Instructions for the task:
Tally the lines that contain the string "khoản" and give the number by itself.

# Information supplied start

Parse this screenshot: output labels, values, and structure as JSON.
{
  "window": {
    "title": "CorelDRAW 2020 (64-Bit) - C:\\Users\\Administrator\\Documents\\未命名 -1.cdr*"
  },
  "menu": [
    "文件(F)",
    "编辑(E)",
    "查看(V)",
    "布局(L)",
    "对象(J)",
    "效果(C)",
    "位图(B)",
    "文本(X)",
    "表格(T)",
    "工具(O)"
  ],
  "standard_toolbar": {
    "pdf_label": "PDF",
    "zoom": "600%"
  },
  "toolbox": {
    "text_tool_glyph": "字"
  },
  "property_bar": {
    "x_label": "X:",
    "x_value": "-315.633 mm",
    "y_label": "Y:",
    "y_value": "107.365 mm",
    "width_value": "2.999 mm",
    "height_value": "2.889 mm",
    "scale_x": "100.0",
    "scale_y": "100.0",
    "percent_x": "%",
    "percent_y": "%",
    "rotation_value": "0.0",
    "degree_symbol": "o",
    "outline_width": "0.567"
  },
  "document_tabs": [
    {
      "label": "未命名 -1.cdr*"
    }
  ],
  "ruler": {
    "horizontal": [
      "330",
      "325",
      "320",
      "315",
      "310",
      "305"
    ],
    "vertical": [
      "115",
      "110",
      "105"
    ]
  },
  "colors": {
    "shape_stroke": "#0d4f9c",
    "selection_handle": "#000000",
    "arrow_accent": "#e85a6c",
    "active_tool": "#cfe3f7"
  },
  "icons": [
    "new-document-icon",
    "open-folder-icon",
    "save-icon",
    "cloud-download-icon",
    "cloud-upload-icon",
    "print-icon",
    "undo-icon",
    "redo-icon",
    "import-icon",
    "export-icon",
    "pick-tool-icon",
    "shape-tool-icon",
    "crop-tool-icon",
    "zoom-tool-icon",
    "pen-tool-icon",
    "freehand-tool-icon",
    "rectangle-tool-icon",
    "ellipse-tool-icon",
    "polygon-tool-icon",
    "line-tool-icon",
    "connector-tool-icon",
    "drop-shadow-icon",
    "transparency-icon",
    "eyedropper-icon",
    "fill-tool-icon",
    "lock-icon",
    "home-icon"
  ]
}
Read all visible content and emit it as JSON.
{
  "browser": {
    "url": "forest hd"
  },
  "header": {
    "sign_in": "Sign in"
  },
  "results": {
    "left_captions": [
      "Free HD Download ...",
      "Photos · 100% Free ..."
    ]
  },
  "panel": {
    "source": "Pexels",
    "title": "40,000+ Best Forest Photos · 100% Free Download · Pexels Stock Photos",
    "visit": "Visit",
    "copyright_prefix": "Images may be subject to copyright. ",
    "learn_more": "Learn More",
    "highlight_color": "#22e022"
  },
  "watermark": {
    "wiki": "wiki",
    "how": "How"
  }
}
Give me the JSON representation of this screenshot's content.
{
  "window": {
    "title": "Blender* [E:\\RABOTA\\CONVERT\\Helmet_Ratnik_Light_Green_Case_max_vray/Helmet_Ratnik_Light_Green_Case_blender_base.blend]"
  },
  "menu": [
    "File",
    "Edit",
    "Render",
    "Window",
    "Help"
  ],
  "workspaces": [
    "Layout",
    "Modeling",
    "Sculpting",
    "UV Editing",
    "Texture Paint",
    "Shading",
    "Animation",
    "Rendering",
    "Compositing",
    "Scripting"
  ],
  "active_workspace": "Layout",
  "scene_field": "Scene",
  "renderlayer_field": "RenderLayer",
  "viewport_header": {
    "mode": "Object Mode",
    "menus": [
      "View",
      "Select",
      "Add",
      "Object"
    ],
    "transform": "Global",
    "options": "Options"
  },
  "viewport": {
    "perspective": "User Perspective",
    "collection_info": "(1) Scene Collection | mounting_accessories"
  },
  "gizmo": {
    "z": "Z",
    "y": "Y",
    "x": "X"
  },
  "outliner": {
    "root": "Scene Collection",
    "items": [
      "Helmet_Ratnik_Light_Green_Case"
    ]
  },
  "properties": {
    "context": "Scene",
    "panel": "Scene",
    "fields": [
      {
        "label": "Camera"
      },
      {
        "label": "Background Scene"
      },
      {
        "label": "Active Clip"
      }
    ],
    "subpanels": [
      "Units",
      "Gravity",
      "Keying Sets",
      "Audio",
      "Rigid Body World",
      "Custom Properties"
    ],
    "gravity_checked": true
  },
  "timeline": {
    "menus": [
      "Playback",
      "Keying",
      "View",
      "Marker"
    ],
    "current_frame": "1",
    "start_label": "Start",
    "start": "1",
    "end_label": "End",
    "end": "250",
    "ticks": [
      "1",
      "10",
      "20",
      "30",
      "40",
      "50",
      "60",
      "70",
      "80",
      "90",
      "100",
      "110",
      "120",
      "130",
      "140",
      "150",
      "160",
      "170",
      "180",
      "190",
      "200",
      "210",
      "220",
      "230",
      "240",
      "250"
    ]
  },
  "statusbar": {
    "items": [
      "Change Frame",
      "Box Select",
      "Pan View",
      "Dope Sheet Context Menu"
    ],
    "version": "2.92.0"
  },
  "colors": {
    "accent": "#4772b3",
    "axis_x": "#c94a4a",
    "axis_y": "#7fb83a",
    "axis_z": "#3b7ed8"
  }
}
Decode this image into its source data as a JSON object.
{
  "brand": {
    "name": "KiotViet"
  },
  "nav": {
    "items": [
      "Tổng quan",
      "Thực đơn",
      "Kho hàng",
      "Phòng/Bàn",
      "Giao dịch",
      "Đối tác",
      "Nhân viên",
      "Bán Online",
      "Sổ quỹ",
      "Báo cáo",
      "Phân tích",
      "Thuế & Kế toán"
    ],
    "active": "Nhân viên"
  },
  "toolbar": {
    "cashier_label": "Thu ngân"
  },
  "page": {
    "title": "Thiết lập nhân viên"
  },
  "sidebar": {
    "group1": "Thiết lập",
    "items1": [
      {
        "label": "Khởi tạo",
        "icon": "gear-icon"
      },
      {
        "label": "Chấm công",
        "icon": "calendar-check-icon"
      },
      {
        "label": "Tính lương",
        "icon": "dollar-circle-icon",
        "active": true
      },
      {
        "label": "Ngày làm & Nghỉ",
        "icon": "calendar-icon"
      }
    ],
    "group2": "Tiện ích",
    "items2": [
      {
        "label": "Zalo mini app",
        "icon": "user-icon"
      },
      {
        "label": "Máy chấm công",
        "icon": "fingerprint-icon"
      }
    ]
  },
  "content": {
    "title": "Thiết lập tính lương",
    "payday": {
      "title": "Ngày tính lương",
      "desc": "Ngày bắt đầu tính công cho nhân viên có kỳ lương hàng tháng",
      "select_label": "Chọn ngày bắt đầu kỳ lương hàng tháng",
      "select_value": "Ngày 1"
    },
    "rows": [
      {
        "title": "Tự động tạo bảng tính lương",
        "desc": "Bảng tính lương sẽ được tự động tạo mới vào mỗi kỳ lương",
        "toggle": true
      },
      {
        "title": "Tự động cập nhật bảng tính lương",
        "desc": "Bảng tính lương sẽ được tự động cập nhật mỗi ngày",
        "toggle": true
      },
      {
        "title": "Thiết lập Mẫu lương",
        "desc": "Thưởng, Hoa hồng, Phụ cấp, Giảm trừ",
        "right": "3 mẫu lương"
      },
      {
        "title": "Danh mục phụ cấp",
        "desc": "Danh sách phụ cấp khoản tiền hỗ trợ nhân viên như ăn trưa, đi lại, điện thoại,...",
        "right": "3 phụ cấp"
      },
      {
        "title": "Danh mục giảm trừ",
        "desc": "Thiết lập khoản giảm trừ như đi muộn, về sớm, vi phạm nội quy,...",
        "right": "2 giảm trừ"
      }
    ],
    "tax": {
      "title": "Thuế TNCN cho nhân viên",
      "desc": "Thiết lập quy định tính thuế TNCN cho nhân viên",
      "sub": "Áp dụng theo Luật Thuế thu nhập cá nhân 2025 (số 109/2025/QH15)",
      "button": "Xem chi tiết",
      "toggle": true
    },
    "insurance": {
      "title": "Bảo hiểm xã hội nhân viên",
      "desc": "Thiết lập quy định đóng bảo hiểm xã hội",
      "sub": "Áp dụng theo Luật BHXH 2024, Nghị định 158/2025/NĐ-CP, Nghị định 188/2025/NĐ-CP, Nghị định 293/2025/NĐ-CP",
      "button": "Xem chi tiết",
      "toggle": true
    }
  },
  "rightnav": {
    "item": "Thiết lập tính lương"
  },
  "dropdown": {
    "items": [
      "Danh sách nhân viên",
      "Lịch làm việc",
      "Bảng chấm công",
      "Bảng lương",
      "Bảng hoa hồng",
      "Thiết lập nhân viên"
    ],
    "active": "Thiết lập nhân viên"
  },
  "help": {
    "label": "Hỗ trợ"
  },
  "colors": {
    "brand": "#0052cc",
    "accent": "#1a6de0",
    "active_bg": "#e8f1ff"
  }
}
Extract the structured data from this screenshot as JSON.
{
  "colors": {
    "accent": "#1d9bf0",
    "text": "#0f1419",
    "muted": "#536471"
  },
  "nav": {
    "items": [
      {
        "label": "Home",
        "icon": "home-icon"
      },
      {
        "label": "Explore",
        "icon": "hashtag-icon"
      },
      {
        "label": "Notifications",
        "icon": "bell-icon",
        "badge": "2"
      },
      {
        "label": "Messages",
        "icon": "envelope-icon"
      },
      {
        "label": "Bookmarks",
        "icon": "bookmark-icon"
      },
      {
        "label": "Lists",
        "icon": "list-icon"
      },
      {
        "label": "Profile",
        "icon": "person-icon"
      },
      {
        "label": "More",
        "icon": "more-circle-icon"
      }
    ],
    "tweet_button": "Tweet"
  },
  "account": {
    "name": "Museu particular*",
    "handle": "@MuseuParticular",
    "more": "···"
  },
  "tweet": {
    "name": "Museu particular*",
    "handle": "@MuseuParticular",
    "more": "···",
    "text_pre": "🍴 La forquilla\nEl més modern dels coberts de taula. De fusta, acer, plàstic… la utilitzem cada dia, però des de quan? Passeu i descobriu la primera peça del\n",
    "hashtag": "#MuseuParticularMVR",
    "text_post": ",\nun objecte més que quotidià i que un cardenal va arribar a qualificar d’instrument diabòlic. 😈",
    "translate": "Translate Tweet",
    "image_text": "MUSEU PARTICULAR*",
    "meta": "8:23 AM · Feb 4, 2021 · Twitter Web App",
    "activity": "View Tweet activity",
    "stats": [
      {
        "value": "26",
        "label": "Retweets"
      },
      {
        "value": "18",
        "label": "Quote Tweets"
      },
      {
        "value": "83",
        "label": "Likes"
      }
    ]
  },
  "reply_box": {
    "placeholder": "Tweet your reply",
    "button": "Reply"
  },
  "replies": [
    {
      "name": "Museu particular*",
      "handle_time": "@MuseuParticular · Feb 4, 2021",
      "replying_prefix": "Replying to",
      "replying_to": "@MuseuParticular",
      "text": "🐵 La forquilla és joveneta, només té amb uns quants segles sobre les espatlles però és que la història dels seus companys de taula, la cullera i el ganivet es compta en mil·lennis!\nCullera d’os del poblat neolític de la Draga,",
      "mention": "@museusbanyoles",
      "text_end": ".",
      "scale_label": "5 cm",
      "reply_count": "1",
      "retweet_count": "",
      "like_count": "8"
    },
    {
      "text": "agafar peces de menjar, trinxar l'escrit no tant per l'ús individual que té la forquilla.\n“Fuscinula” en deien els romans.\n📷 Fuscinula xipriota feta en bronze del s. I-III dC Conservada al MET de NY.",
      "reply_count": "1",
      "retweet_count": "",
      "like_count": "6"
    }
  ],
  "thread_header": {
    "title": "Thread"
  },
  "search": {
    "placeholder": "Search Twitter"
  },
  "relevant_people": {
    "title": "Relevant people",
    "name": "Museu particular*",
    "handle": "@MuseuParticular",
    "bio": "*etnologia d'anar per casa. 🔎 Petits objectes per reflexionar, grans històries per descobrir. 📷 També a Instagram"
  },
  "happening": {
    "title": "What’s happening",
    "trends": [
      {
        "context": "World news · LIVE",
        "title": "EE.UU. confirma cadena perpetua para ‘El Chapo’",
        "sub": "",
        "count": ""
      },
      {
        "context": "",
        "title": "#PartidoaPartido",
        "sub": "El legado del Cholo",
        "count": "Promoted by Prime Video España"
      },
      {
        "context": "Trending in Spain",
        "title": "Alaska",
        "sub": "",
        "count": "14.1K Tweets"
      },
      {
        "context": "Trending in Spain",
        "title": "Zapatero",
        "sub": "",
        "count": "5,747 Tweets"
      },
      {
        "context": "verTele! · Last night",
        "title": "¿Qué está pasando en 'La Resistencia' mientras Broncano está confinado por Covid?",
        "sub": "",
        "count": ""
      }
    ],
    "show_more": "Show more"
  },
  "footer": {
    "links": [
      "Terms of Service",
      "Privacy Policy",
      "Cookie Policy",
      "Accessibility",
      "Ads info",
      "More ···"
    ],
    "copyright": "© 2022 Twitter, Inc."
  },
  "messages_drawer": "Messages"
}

# Information supplied end

Expected output:
2